## [Written task]
Wherever a line in the data below holds "axis", copy that line.
-*-*-
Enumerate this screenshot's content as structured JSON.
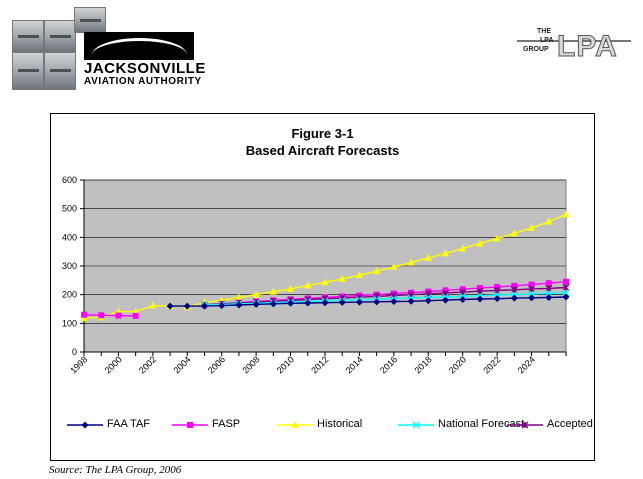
{
  "header": {
    "org_name": "JACKSONVILLE",
    "org_subtitle": "AVIATION AUTHORITY",
    "consultant_logo_small": [
      "THE",
      "LPA",
      "GROUP"
    ],
    "consultant_logo_big": "LPA"
  },
  "chart_data": {
    "type": "line",
    "title": "Figure 3-1",
    "subtitle": "Based Aircraft Forecasts",
    "xlabel": "",
    "ylabel": "",
    "ylim": [
      0,
      600
    ],
    "yticks": [
      0,
      100,
      200,
      300,
      400,
      500,
      600
    ],
    "xlim": [
      1998,
      2026
    ],
    "xticks": [
      1998,
      2000,
      2002,
      2004,
      2006,
      2008,
      2010,
      2012,
      2014,
      2016,
      2018,
      2020,
      2022,
      2024
    ],
    "grid": true,
    "legend_position": "bottom",
    "plot_background": "#c0c0c0",
    "x": [
      1998,
      1999,
      2000,
      2001,
      2002,
      2003,
      2004,
      2005,
      2006,
      2007,
      2008,
      2009,
      2010,
      2011,
      2012,
      2013,
      2014,
      2015,
      2016,
      2017,
      2018,
      2019,
      2020,
      2021,
      2022,
      2023,
      2024,
      2025,
      2026
    ],
    "series": [
      {
        "name": "FAA TAF",
        "color": "#000080",
        "marker": "diamond",
        "values": [
          null,
          null,
          null,
          null,
          null,
          160,
          160,
          160,
          162,
          164,
          166,
          168,
          170,
          171,
          172,
          173,
          174,
          175,
          176,
          177,
          179,
          181,
          183,
          185,
          186,
          188,
          189,
          190,
          192
        ]
      },
      {
        "name": "FASP",
        "color": "#ff00ff",
        "marker": "square",
        "values": [
          130,
          128,
          127,
          126,
          null,
          null,
          null,
          162,
          167,
          172,
          176,
          180,
          184,
          187,
          190,
          194,
          197,
          200,
          204,
          207,
          211,
          215,
          219,
          223,
          227,
          231,
          235,
          240,
          245
        ]
      },
      {
        "name": "Historical",
        "color": "#ffff00",
        "marker": "triangle",
        "values": [
          118,
          121,
          141,
          141,
          162,
          160,
          158,
          173,
          180,
          190,
          200,
          210,
          220,
          232,
          243,
          255,
          268,
          282,
          297,
          312,
          328,
          344,
          361,
          378,
          396,
          414,
          433,
          455,
          480
        ]
      },
      {
        "name": "National Forecast",
        "color": "#00ffff",
        "marker": "x",
        "values": [
          null,
          null,
          null,
          null,
          null,
          null,
          null,
          164,
          166,
          168,
          170,
          172,
          174,
          176,
          178,
          180,
          182,
          184,
          186,
          188,
          190,
          192,
          194,
          196,
          198,
          200,
          202,
          204,
          206
        ]
      },
      {
        "name": "Accepted",
        "color": "#800080",
        "marker": "star",
        "values": [
          null,
          null,
          null,
          null,
          null,
          null,
          null,
          165,
          168,
          171,
          174,
          177,
          180,
          183,
          186,
          188,
          191,
          194,
          197,
          200,
          203,
          206,
          209,
          212,
          215,
          217,
          220,
          222,
          225
        ]
      }
    ]
  },
  "footer": {
    "source": "Source: The LPA Group, 2006"
  }
}
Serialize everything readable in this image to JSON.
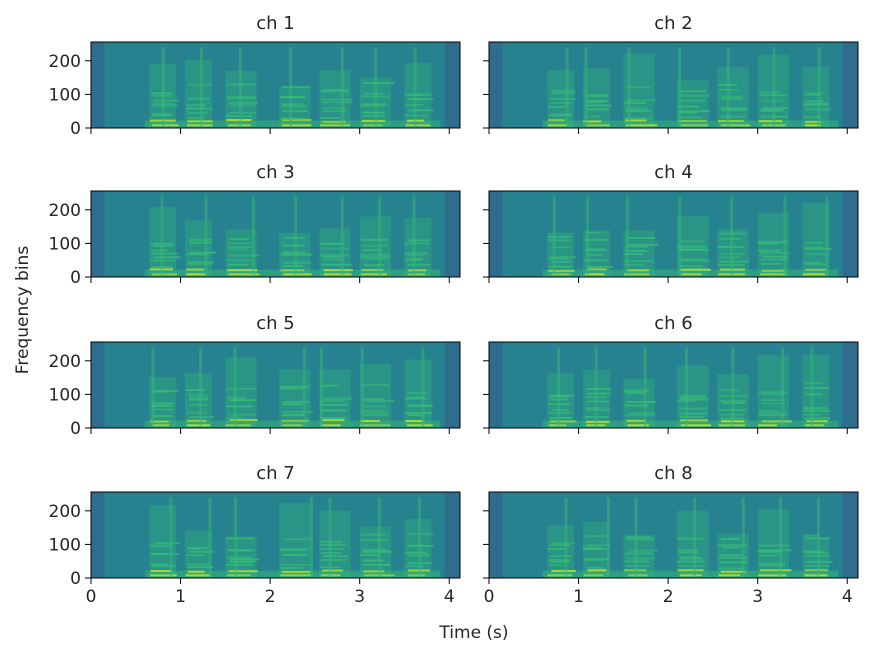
{
  "chart_data": {
    "type": "heatmap",
    "description_type": "spectrogram grid",
    "colormap": "viridis",
    "shared_x": true,
    "shared_y": true,
    "xlabel": "Time (s)",
    "ylabel": "Frequency bins",
    "xlim": [
      0,
      4.12
    ],
    "ylim": [
      0,
      256
    ],
    "xticks": [
      0,
      1,
      2,
      3,
      4
    ],
    "yticks": [
      0,
      100,
      200
    ],
    "panels": [
      {
        "title": "ch 1"
      },
      {
        "title": "ch 2"
      },
      {
        "title": "ch 3"
      },
      {
        "title": "ch 4"
      },
      {
        "title": "ch 5"
      },
      {
        "title": "ch 6"
      },
      {
        "title": "ch 7"
      },
      {
        "title": "ch 8"
      }
    ],
    "speech_segments_s": [
      [
        0.65,
        0.95
      ],
      [
        1.05,
        1.35
      ],
      [
        1.5,
        1.85
      ],
      [
        2.1,
        2.45
      ],
      [
        2.55,
        2.9
      ],
      [
        3.0,
        3.35
      ],
      [
        3.5,
        3.8
      ]
    ],
    "silence_edges_s": [
      [
        0,
        0.15
      ],
      [
        3.95,
        4.12
      ]
    ]
  },
  "colors": {
    "background": "#26828e",
    "silence": "#31688e",
    "speech_mid": "#35b779",
    "speech_high": "#b5de2b",
    "axis": "#000000"
  }
}
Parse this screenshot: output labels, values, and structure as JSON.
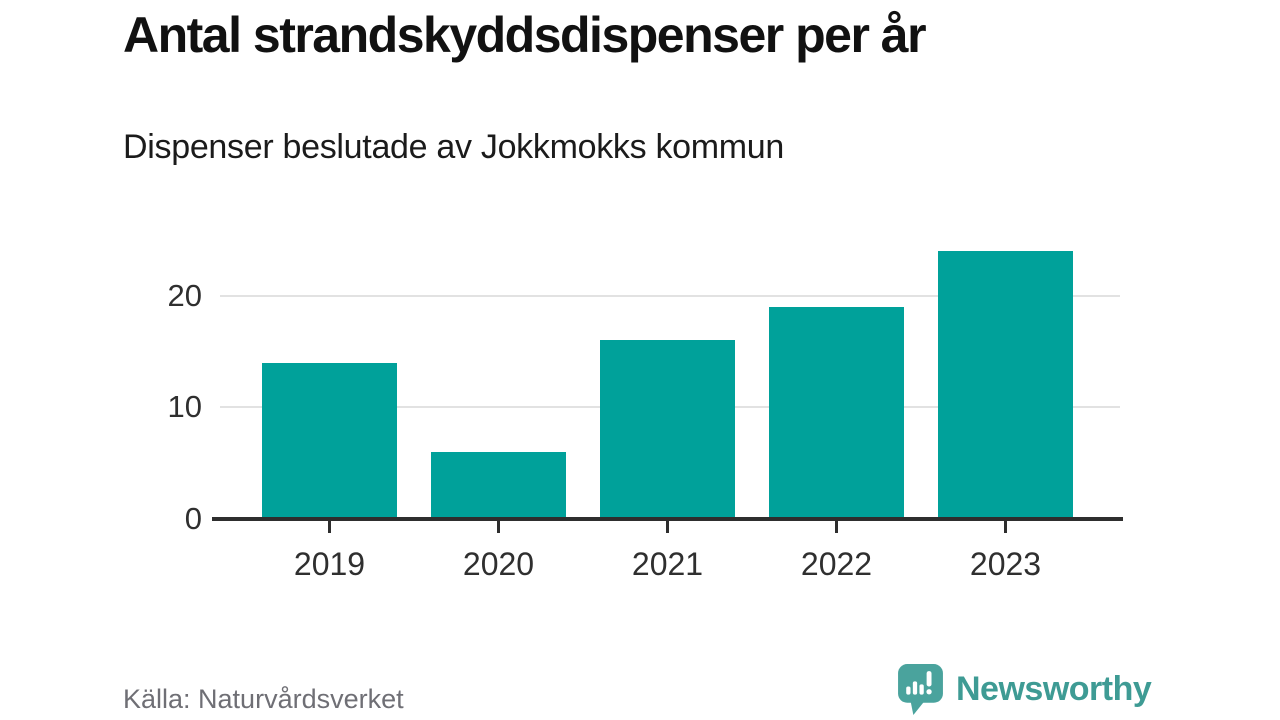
{
  "header": {
    "title": "Antal strandskyddsdispenser per år",
    "subtitle": "Dispenser beslutade av Jokkmokks kommun"
  },
  "chart_data": {
    "type": "bar",
    "title": "Antal strandskyddsdispenser per år",
    "subtitle": "Dispenser beslutade av Jokkmokks kommun",
    "categories": [
      "2019",
      "2020",
      "2021",
      "2022",
      "2023"
    ],
    "values": [
      14,
      6,
      16,
      19,
      24
    ],
    "xlabel": "",
    "ylabel": "",
    "ylim": [
      0,
      25
    ],
    "yticks": [
      0,
      10,
      20
    ],
    "grid": true,
    "legend": "none",
    "bar_color": "#00A19A"
  },
  "footer": {
    "source": "Källa: Naturvårdsverket",
    "brand": {
      "name": "Newsworthy",
      "icon": "bar-chart-speech-bubble",
      "text_color": "#3E9B94",
      "icon_color": "#4AA39D"
    }
  },
  "colors": {
    "bar": "#00A19A",
    "axis": "#2E2E2E",
    "grid": "#E2E2E2",
    "text": "#111111",
    "tick_text": "#2F2F2F",
    "muted": "#6F6F75"
  }
}
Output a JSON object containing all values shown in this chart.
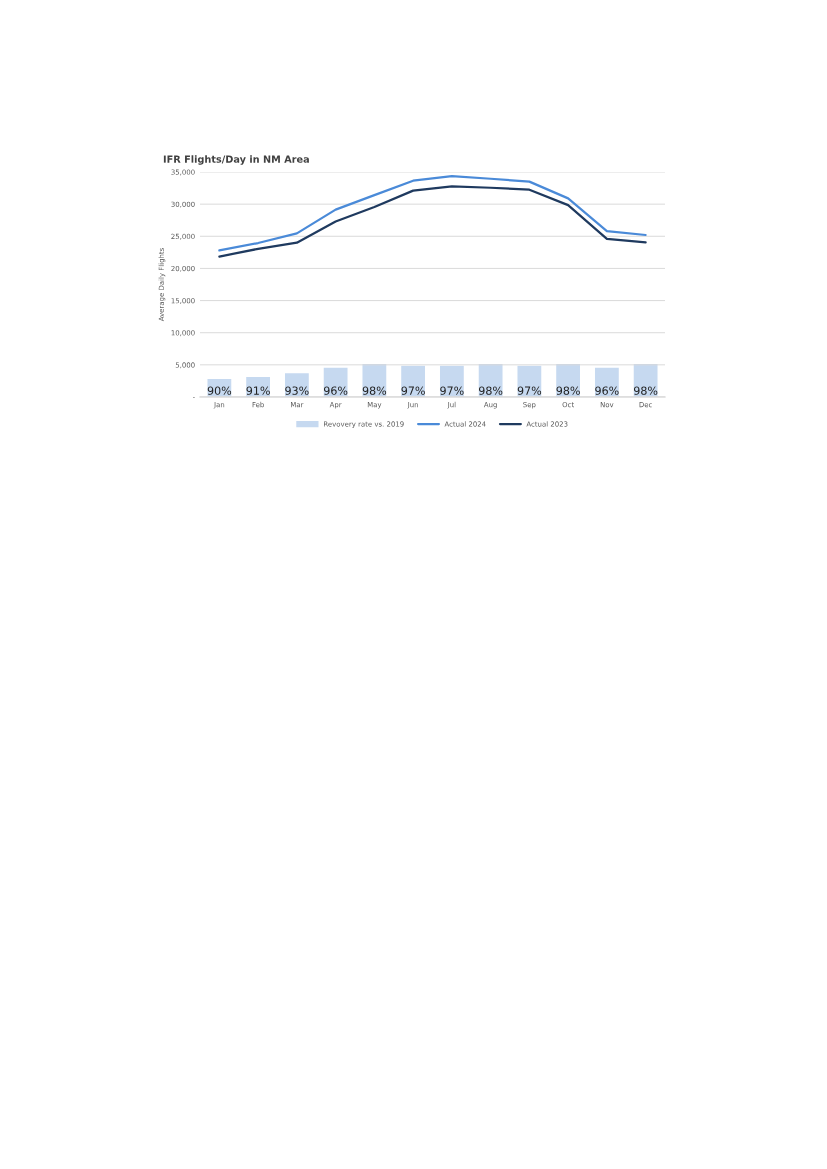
{
  "chart_data": {
    "type": "line",
    "title": "IFR Flights/Day in NM Area",
    "ylabel": "Average Daily Flights",
    "categories": [
      "Jan",
      "Feb",
      "Mar",
      "Apr",
      "May",
      "Jun",
      "Jul",
      "Aug",
      "Sep",
      "Oct",
      "Nov",
      "Dec"
    ],
    "series": [
      {
        "name": "Revovery rate vs. 2019",
        "type": "bar",
        "axis": "y2",
        "color": "#c6d9f0",
        "values": [
          90,
          91,
          93,
          96,
          98,
          97,
          97,
          98,
          97,
          98,
          96,
          98
        ],
        "value_labels": [
          "90%",
          "91%",
          "93%",
          "96%",
          "98%",
          "97%",
          "97%",
          "98%",
          "97%",
          "98%",
          "96%",
          "98%"
        ]
      },
      {
        "name": "Actual 2024",
        "color": "#4a8ad8",
        "values": [
          22800,
          23950,
          25450,
          29150,
          31400,
          33650,
          34350,
          33950,
          33500,
          30900,
          25800,
          25200
        ]
      },
      {
        "name": "Actual 2023",
        "color": "#1f3a5f",
        "values": [
          21850,
          23050,
          24000,
          27300,
          29550,
          32100,
          32750,
          32550,
          32250,
          29850,
          24600,
          24050
        ]
      }
    ],
    "ylim": [
      0,
      35000
    ],
    "yticks": [
      {
        "value": 0,
        "label": "-"
      },
      {
        "value": 5000,
        "label": "5,000"
      },
      {
        "value": 10000,
        "label": "10,000"
      },
      {
        "value": 15000,
        "label": "15,000"
      },
      {
        "value": 20000,
        "label": "20,000"
      },
      {
        "value": 25000,
        "label": "25,000"
      },
      {
        "value": 30000,
        "label": "30,000"
      },
      {
        "value": 35000,
        "label": "35,000"
      }
    ],
    "y2lim": [
      80,
      200
    ],
    "tick_labels": "xy",
    "grid": "y",
    "legend": "bottom",
    "marker": "none",
    "line_style": "solid"
  }
}
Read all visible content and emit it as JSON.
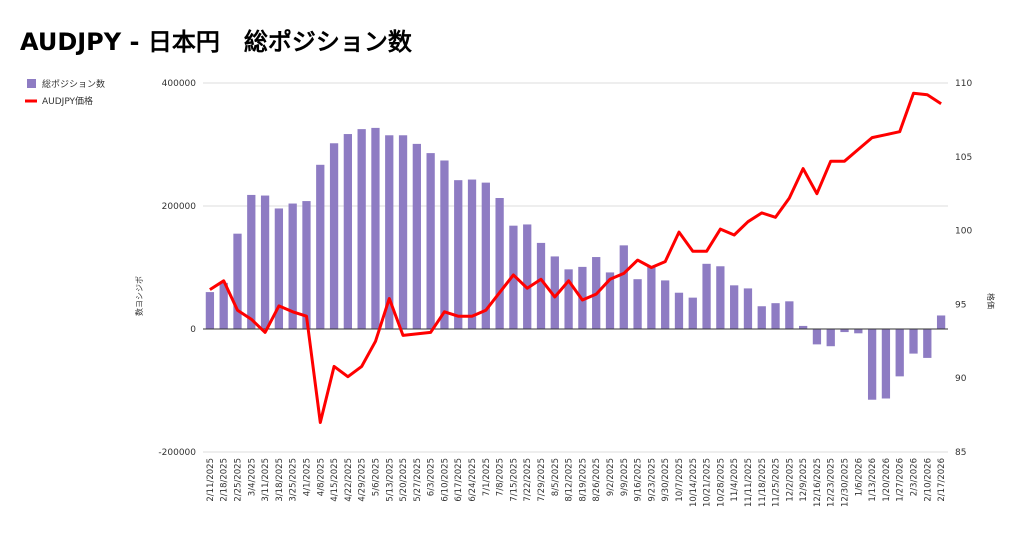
{
  "chart_data": {
    "type": "bar",
    "title": "AUDJPY - 日本円　総ポジション数",
    "ylabel_left": "数ヨシジボ",
    "ylabel_right": "格価",
    "ylim_left": [
      -200000,
      400000
    ],
    "ylim_right": [
      85,
      110
    ],
    "yticks_left": [
      "400000",
      "200000",
      "0",
      "-200000"
    ],
    "yticks_right": [
      "110",
      "105",
      "100",
      "95",
      "90",
      "85"
    ],
    "grid": true,
    "legend_position": "top-left",
    "categories": [
      "2/11/2025",
      "2/18/2025",
      "2/25/2025",
      "3/4/2025",
      "3/11/2025",
      "3/18/2025",
      "3/25/2025",
      "4/1/2025",
      "4/8/2025",
      "4/15/2025",
      "4/22/2025",
      "4/29/2025",
      "5/6/2025",
      "5/13/2025",
      "5/20/2025",
      "5/27/2025",
      "6/3/2025",
      "6/10/2025",
      "6/17/2025",
      "6/24/2025",
      "7/1/2025",
      "7/8/2025",
      "7/15/2025",
      "7/22/2025",
      "7/29/2025",
      "8/5/2025",
      "8/12/2025",
      "8/19/2025",
      "8/26/2025",
      "9/2/2025",
      "9/9/2025",
      "9/16/2025",
      "9/23/2025",
      "9/30/2025",
      "10/7/2025",
      "10/14/2025",
      "10/21/2025",
      "10/28/2025",
      "11/4/2025",
      "11/11/2025",
      "11/18/2025",
      "11/25/2025",
      "12/2/2025",
      "12/9/2025",
      "12/16/2025",
      "12/23/2025",
      "12/30/2025",
      "1/6/2026",
      "1/13/2026",
      "1/20/2026",
      "1/27/2026",
      "2/3/2026",
      "2/10/2026",
      "2/17/2026"
    ],
    "series": [
      {
        "name": "総ポジション数",
        "type": "bar",
        "axis": "left",
        "color": "#8e7cc3",
        "values": [
          60000,
          75000,
          155000,
          218000,
          217000,
          196000,
          204000,
          208000,
          267000,
          302000,
          317000,
          325000,
          327000,
          315000,
          315000,
          301000,
          286000,
          274000,
          242000,
          243000,
          238000,
          213000,
          168000,
          170000,
          140000,
          118000,
          97000,
          101000,
          117000,
          92000,
          136000,
          81000,
          101000,
          79000,
          59000,
          51000,
          106000,
          102000,
          71000,
          66000,
          37000,
          42000,
          45000,
          5000,
          -25000,
          -28000,
          -5000,
          -7000,
          -115000,
          -113000,
          -77000,
          -40000,
          -47000,
          22000
        ]
      },
      {
        "name": "AUDJPY価格",
        "type": "line",
        "axis": "right",
        "color": "#ff0000",
        "values": [
          96.0,
          96.6,
          94.6,
          94.0,
          93.1,
          94.9,
          94.5,
          94.2,
          87.0,
          90.8,
          90.1,
          90.8,
          92.5,
          95.4,
          92.9,
          93.0,
          93.1,
          94.5,
          94.2,
          94.2,
          94.6,
          95.8,
          97.0,
          96.1,
          96.7,
          95.5,
          96.6,
          95.3,
          95.7,
          96.7,
          97.1,
          98.0,
          97.5,
          97.9,
          99.9,
          98.6,
          98.6,
          100.1,
          99.7,
          100.6,
          101.2,
          100.9,
          102.2,
          104.2,
          102.5,
          104.7,
          104.7,
          105.5,
          106.3,
          106.5,
          106.7,
          109.3,
          109.2,
          108.6
        ]
      }
    ]
  }
}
-*-*-
## [The output]
    "axis": "#000000"
    "axis": "#2E2E2E",
        "axis": "y2",
        "axis": "left",
        "axis": "right",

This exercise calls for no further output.